━━━ SUPPLIED INFORMATION
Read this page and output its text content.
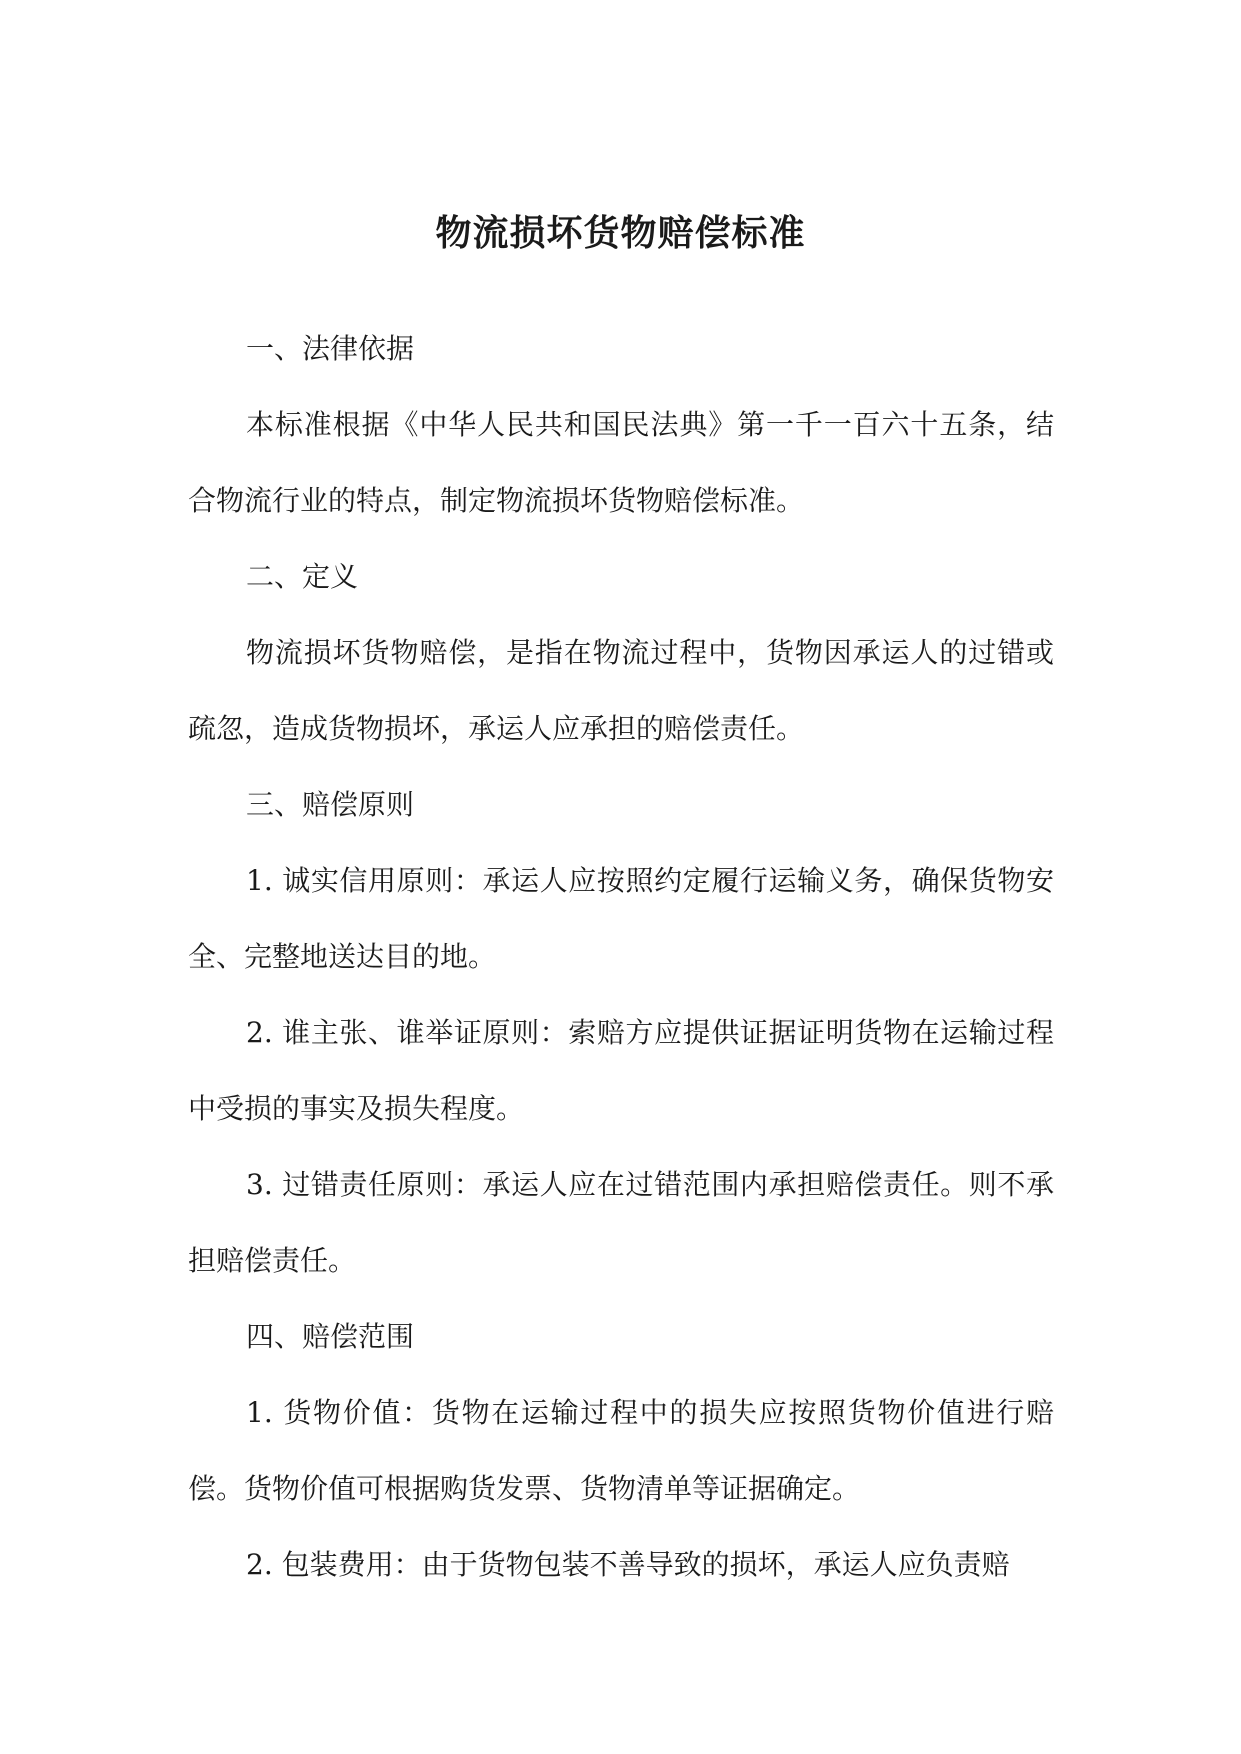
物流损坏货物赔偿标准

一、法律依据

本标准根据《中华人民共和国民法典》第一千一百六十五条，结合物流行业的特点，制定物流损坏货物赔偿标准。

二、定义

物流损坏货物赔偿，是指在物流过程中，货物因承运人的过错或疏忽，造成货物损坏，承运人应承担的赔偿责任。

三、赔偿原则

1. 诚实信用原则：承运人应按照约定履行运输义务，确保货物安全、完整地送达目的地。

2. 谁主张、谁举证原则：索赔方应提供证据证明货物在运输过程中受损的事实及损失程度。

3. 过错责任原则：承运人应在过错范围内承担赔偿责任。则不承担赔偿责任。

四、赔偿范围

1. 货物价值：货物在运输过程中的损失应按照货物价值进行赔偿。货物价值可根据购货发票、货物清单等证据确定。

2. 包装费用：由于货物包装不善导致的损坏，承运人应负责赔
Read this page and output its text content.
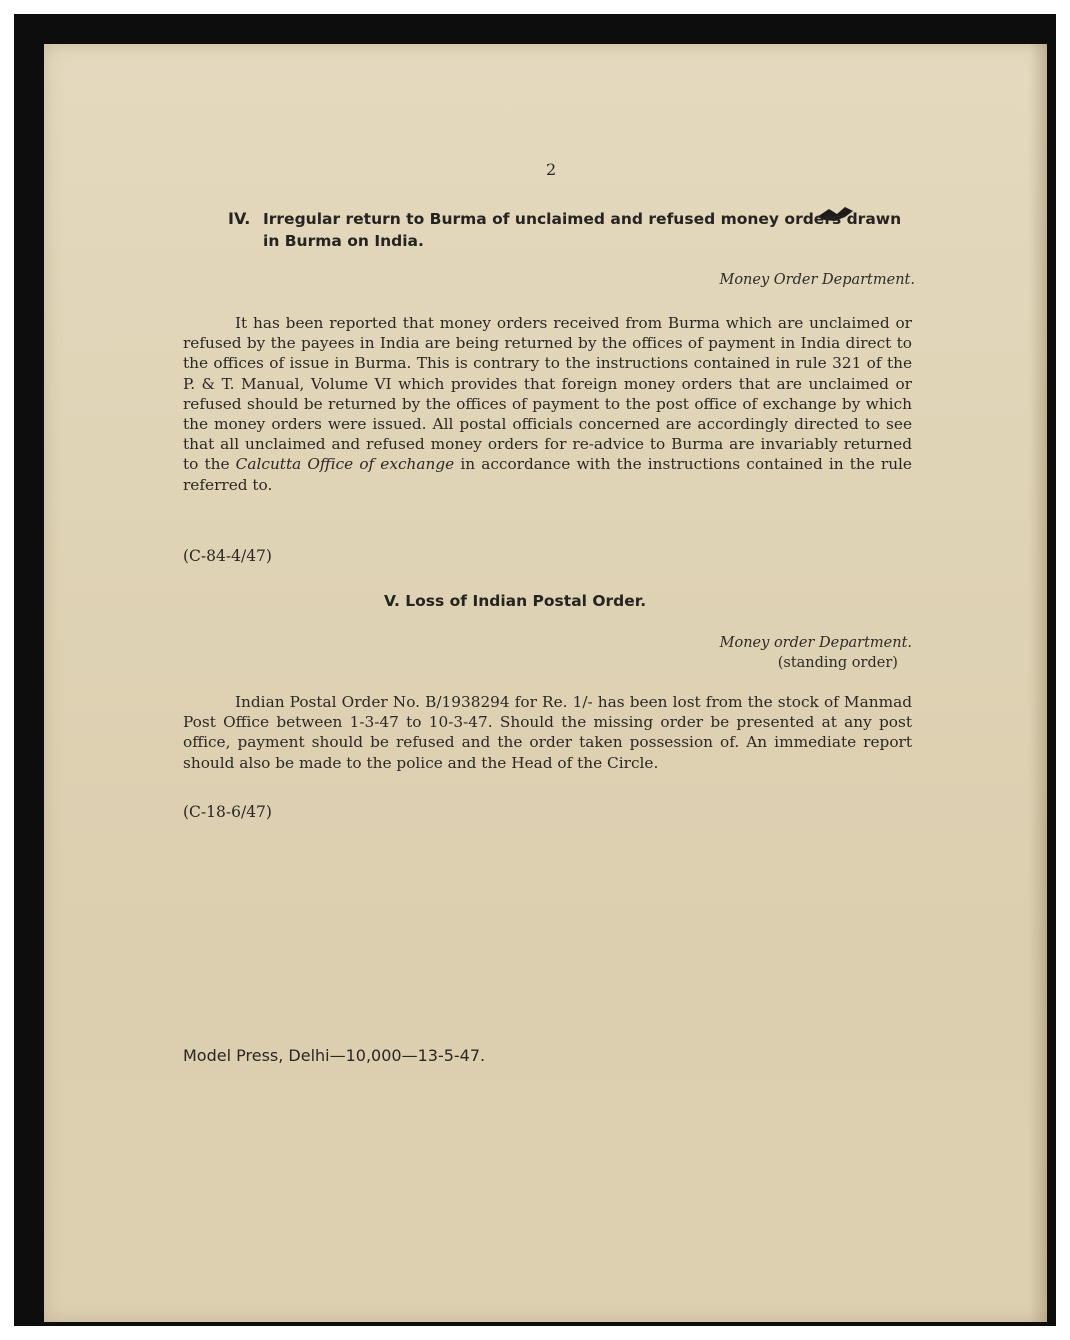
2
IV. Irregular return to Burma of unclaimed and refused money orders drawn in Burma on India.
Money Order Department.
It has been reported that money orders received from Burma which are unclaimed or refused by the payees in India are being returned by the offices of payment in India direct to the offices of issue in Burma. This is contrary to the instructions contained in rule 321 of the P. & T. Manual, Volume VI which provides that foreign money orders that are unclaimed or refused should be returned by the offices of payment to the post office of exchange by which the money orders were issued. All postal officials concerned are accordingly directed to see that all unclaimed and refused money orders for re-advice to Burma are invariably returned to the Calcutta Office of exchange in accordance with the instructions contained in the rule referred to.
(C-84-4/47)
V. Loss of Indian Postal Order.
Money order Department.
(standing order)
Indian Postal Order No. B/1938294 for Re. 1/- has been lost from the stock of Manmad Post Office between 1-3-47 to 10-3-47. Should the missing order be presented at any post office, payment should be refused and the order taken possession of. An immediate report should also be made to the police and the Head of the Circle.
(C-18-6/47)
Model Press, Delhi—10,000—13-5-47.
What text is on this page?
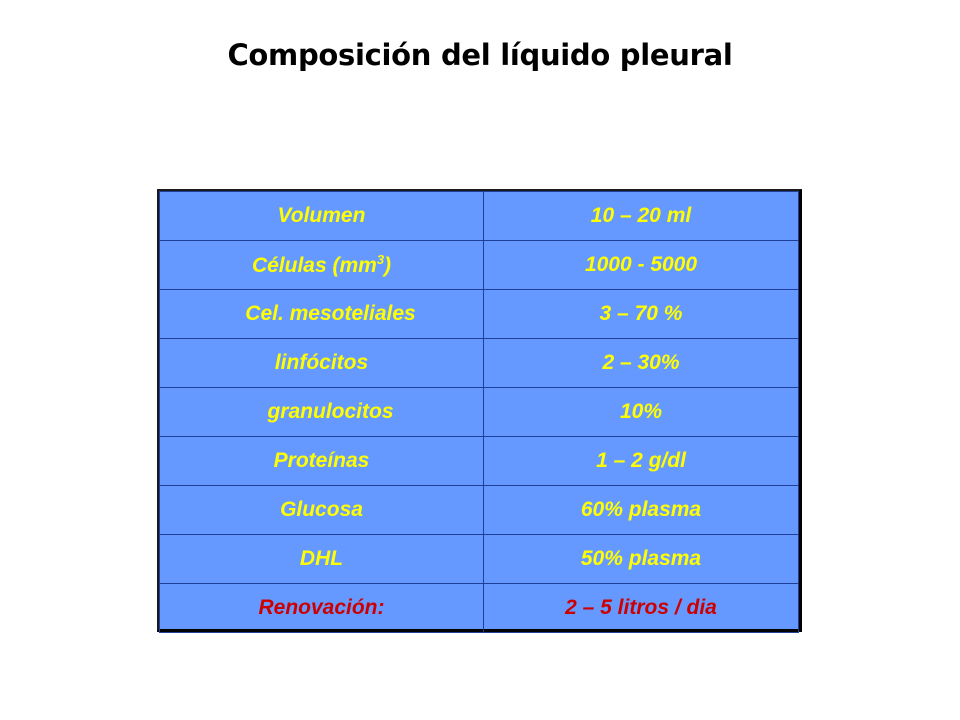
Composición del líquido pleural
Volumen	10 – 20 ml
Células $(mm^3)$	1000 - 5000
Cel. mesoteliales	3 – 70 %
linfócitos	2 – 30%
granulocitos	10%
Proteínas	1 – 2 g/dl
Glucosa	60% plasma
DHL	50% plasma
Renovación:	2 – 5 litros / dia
━━━━━━
> SET PROBLEM: The data should be printed again unchanged; leave its pictures out.

> WORKED SOLUTION:
Read this page and output its text content.
物流损坏货物赔偿标准

一、法律依据

本标准根据《中华人民共和国民法典》第一千一百六十五条，结合物流行业的特点，制定物流损坏货物赔偿标准。

二、定义

物流损坏货物赔偿，是指在物流过程中，货物因承运人的过错或疏忽，造成货物损坏，承运人应承担的赔偿责任。

三、赔偿原则

1. 诚实信用原则：承运人应按照约定履行运输义务，确保货物安全、完整地送达目的地。

2. 谁主张、谁举证原则：索赔方应提供证据证明货物在运输过程中受损的事实及损失程度。

3. 过错责任原则：承运人应在过错范围内承担赔偿责任。则不承担赔偿责任。

四、赔偿范围

1. 货物价值：货物在运输过程中的损失应按照货物价值进行赔偿。货物价值可根据购货发票、货物清单等证据确定。

2. 包装费用：由于货物包装不善导致的损坏，承运人应负责赔
Read this page and output its text content.
2
IV. Irregular return to Burma of unclaimed and refused money orders drawn in Burma on India.
Money Order Department.
It has been reported that money orders received from Burma which are unclaimed or refused by the payees in India are being returned by the offices of payment in India direct to the offices of issue in Burma. This is contrary to the instructions contained in rule 321 of the P. & T. Manual, Volume VI which provides that foreign money orders that are unclaimed or refused should be returned by the offices of payment to the post office of exchange by which the money orders were issued. All postal officials concerned are accordingly directed to see that all unclaimed and refused money orders for re-advice to Burma are invariably returned to the Calcutta Office of exchange in accordance with the instructions contained in the rule referred to.
(C-84-4/47)
V. Loss of Indian Postal Order.
Money order Department.
(standing order)
Indian Postal Order No. B/1938294 for Re. 1/- has been lost from the stock of Manmad Post Office between 1-3-47 to 10-3-47. Should the missing order be presented at any post office, payment should be refused and the order taken possession of. An immediate report should also be made to the police and the Head of the Circle.
(C-18-6/47)
Model Press, Delhi—10,000—13-5-47.
What text is on this page?
Composición del líquido pleural
Volumen	10 – 20 ml
Células $(mm^3)$	1000 - 5000
Cel. mesoteliales	3 – 70 %
linfócitos	2 – 30%
granulocitos	10%
Proteínas	1 – 2 g/dl
Glucosa	60% plasma
DHL	50% plasma
Renovación:	2 – 5 litros / dia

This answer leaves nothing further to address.